━━━━━ Data extract ━━━━━

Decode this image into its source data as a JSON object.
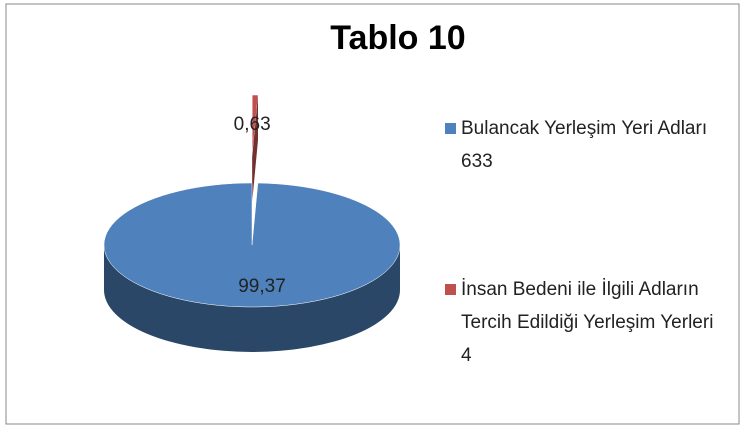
{
  "chart_data": {
    "type": "pie",
    "title": "Tablo 10",
    "categories": [
      "Bulancak Yerleşim Yeri Adları 633",
      "İnsan Bedeni ile İlgili Adların Tercih Edildiği Yerleşim Yerleri 4"
    ],
    "values": [
      99.37,
      0.63
    ],
    "value_labels": [
      "99,37",
      "0,63"
    ],
    "colors": [
      "#4f81bd",
      "#c0504d"
    ],
    "legend": "right"
  }
}
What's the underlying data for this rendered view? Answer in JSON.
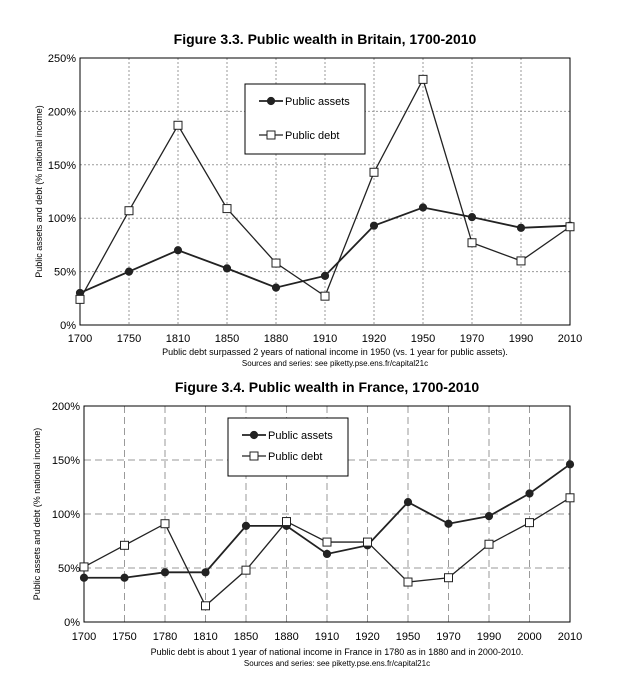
{
  "colors": {
    "line": "#222222",
    "grid": "#9a9a9a",
    "frame": "#000000",
    "background": "#ffffff"
  },
  "chart_data": [
    {
      "type": "line",
      "title": "Figure 3.3. Public wealth in Britain, 1700-2010",
      "ylabel": "Public assets and debt (% national income)",
      "xlabel": "",
      "note": "Public debt surpassed 2 years of national income in 1950 (vs. 1 year for public assets).",
      "source": "Sources and series: see piketty.pse.ens.fr/capital21c",
      "categories": [
        "1700",
        "1750",
        "1810",
        "1850",
        "1880",
        "1910",
        "1920",
        "1950",
        "1970",
        "1990",
        "2010"
      ],
      "ylim": [
        0,
        250
      ],
      "yticks": [
        0,
        50,
        100,
        150,
        200,
        250
      ],
      "ytick_labels": [
        "0%",
        "50%",
        "100%",
        "150%",
        "200%",
        "250%"
      ],
      "grid": "dotted",
      "legend": "top-center",
      "series": [
        {
          "name": "Public assets",
          "marker": "filled-circle",
          "values": [
            30,
            50,
            70,
            53,
            35,
            46,
            93,
            110,
            101,
            91,
            93
          ]
        },
        {
          "name": "Public debt",
          "marker": "open-square",
          "values": [
            24,
            107,
            187,
            109,
            58,
            27,
            143,
            230,
            77,
            60,
            92
          ]
        }
      ]
    },
    {
      "type": "line",
      "title": "Figure 3.4. Public wealth in France, 1700-2010",
      "ylabel": "Public assets and debt (% national income)",
      "xlabel": "",
      "note": "Public debt is about 1 year of national income in France in 1780 as in 1880 and in 2000-2010.",
      "source": "Sources and series: see piketty.pse.ens.fr/capital21c",
      "categories": [
        "1700",
        "1750",
        "1780",
        "1810",
        "1850",
        "1880",
        "1910",
        "1920",
        "1950",
        "1970",
        "1990",
        "2000",
        "2010"
      ],
      "ylim": [
        0,
        200
      ],
      "yticks": [
        0,
        50,
        100,
        150,
        200
      ],
      "ytick_labels": [
        "0%",
        "50%",
        "100%",
        "150%",
        "200%"
      ],
      "grid": "dashed",
      "legend": "top-center",
      "series": [
        {
          "name": "Public assets",
          "marker": "filled-circle",
          "values": [
            41,
            41,
            46,
            46,
            89,
            89,
            63,
            71,
            111,
            91,
            98,
            119,
            146
          ]
        },
        {
          "name": "Public debt",
          "marker": "open-square",
          "values": [
            51,
            71,
            91,
            15,
            48,
            93,
            74,
            74,
            37,
            41,
            72,
            92,
            115
          ]
        }
      ]
    }
  ]
}
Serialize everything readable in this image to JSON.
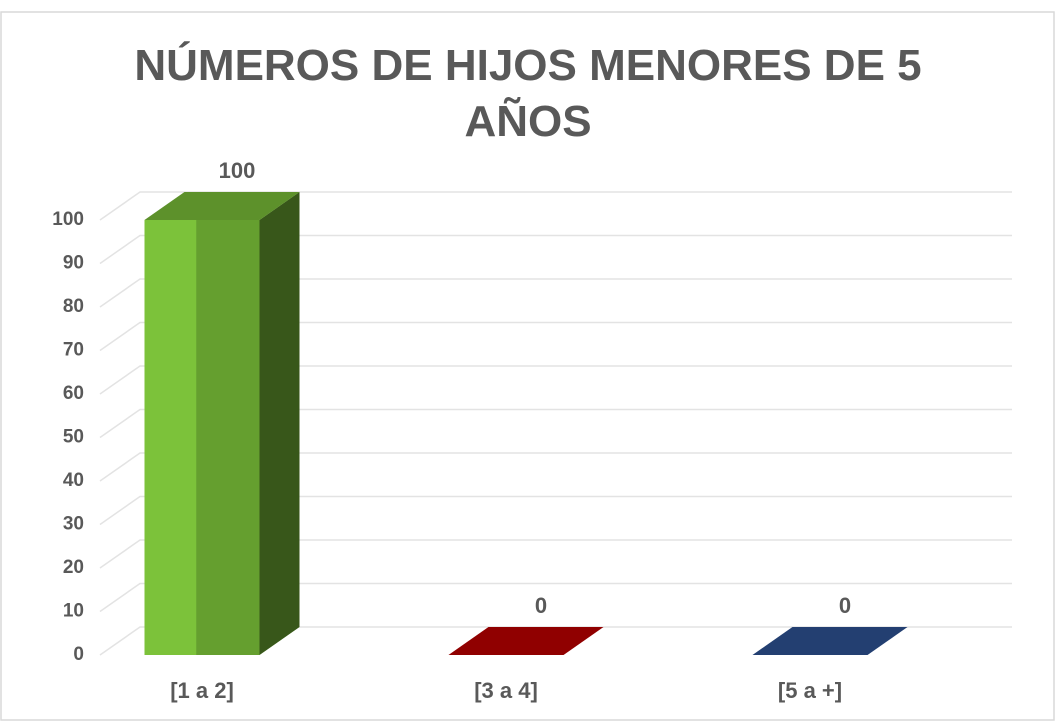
{
  "chart_data": {
    "type": "bar3d",
    "title": "NÚMEROS DE HIJOS MENORES DE 5 AÑOS",
    "categories": [
      "[1 a 2]",
      "[3 a 4]",
      "[5 a +]"
    ],
    "values": [
      100,
      0,
      0
    ],
    "colors": [
      "#7cc23a",
      "#c00000",
      "#2f5597"
    ],
    "ylim": [
      0,
      100
    ],
    "yticks": [
      0,
      10,
      20,
      30,
      40,
      50,
      60,
      70,
      80,
      90,
      100
    ],
    "grid": true
  }
}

━━━━━

[Goal]
Among the entries above, how many lines hold the string "note"? Give the number by itself.

[Response below]
2